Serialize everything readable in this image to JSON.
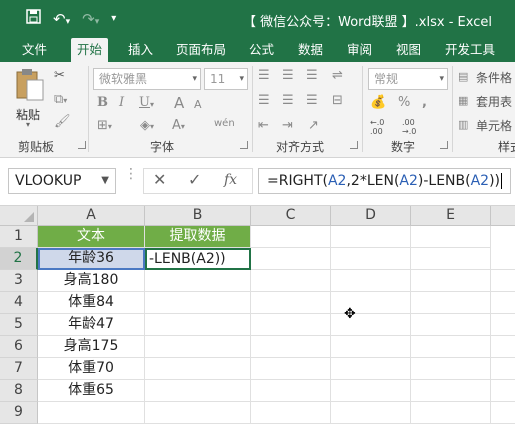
{
  "titlebar": {
    "save_icon": "save-icon",
    "undo_icon": "undo-icon",
    "redo_icon": "redo-icon",
    "customize_icon": "customize-qat-icon",
    "title": "【 微信公众号：Word联盟 】.xlsx - Excel"
  },
  "tabs": [
    "文件",
    "开始",
    "插入",
    "页面布局",
    "公式",
    "数据",
    "审阅",
    "视图",
    "开发工具"
  ],
  "active_tab": "开始",
  "ribbon": {
    "clipboard": {
      "label": "剪贴板",
      "paste": "粘贴"
    },
    "font": {
      "label": "字体",
      "font_name": "微软雅黑",
      "font_size": "11",
      "bold": "B",
      "italic": "I",
      "underline": "U",
      "font_a_large": "A",
      "font_a_small": "A",
      "wen": "wén"
    },
    "alignment": {
      "label": "对齐方式"
    },
    "number": {
      "label": "数字",
      "format": "常规",
      "percent": "%",
      "comma": ",",
      "inc_dec": "←.0 .00",
      "dec_dec": ".00 →.0"
    },
    "styles": {
      "label": "样式",
      "conditional": "条件格",
      "table": "套用表",
      "cell": "单元格"
    }
  },
  "formula_bar": {
    "name_box": "VLOOKUP",
    "cancel": "✕",
    "enter": "✓",
    "fx": "fx",
    "formula_parts": [
      "=RIGHT(",
      "A2",
      ",2*LEN(",
      "A2",
      ")-LENB(",
      "A2",
      "))"
    ]
  },
  "sheet": {
    "columns": [
      "A",
      "B",
      "C",
      "D",
      "E"
    ],
    "rows": [
      "1",
      "2",
      "3",
      "4",
      "5",
      "6",
      "7",
      "8",
      "9"
    ],
    "header_a": "文本",
    "header_b": "提取数据",
    "col_a_values": [
      "年龄36",
      "身高180",
      "体重84",
      "年龄47",
      "身高175",
      "体重70",
      "体重65"
    ],
    "b2_editing": "-LENB(A2))"
  },
  "colors": {
    "accent": "#217346",
    "header_fill": "#70ad47",
    "ref_blue": "#2b5fb4"
  }
}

Your instructions >>
Repeat the records in full, exactly as they appear, without the pictures.

Output below >>
Serialize everything readable in this image to JSON.
{
  "titlebar": {
    "save_icon": "save-icon",
    "undo_icon": "undo-icon",
    "redo_icon": "redo-icon",
    "customize_icon": "customize-qat-icon",
    "title": "【 微信公众号：Word联盟 】.xlsx - Excel"
  },
  "tabs": [
    "文件",
    "开始",
    "插入",
    "页面布局",
    "公式",
    "数据",
    "审阅",
    "视图",
    "开发工具"
  ],
  "active_tab": "开始",
  "ribbon": {
    "clipboard": {
      "label": "剪贴板",
      "paste": "粘贴"
    },
    "font": {
      "label": "字体",
      "font_name": "微软雅黑",
      "font_size": "11",
      "bold": "B",
      "italic": "I",
      "underline": "U",
      "font_a_large": "A",
      "font_a_small": "A",
      "wen": "wén"
    },
    "alignment": {
      "label": "对齐方式"
    },
    "number": {
      "label": "数字",
      "format": "常规",
      "percent": "%",
      "comma": ",",
      "inc_dec": "←.0 .00",
      "dec_dec": ".00 →.0"
    },
    "styles": {
      "label": "样式",
      "conditional": "条件格",
      "table": "套用表",
      "cell": "单元格"
    }
  },
  "formula_bar": {
    "name_box": "VLOOKUP",
    "cancel": "✕",
    "enter": "✓",
    "fx": "fx",
    "formula_parts": [
      "=RIGHT(",
      "A2",
      ",2*LEN(",
      "A2",
      ")-LENB(",
      "A2",
      "))"
    ]
  },
  "sheet": {
    "columns": [
      "A",
      "B",
      "C",
      "D",
      "E"
    ],
    "rows": [
      "1",
      "2",
      "3",
      "4",
      "5",
      "6",
      "7",
      "8",
      "9"
    ],
    "header_a": "文本",
    "header_b": "提取数据",
    "col_a_values": [
      "年龄36",
      "身高180",
      "体重84",
      "年龄47",
      "身高175",
      "体重70",
      "体重65"
    ],
    "b2_editing": "-LENB(A2))"
  },
  "colors": {
    "accent": "#217346",
    "header_fill": "#70ad47",
    "ref_blue": "#2b5fb4"
  }
}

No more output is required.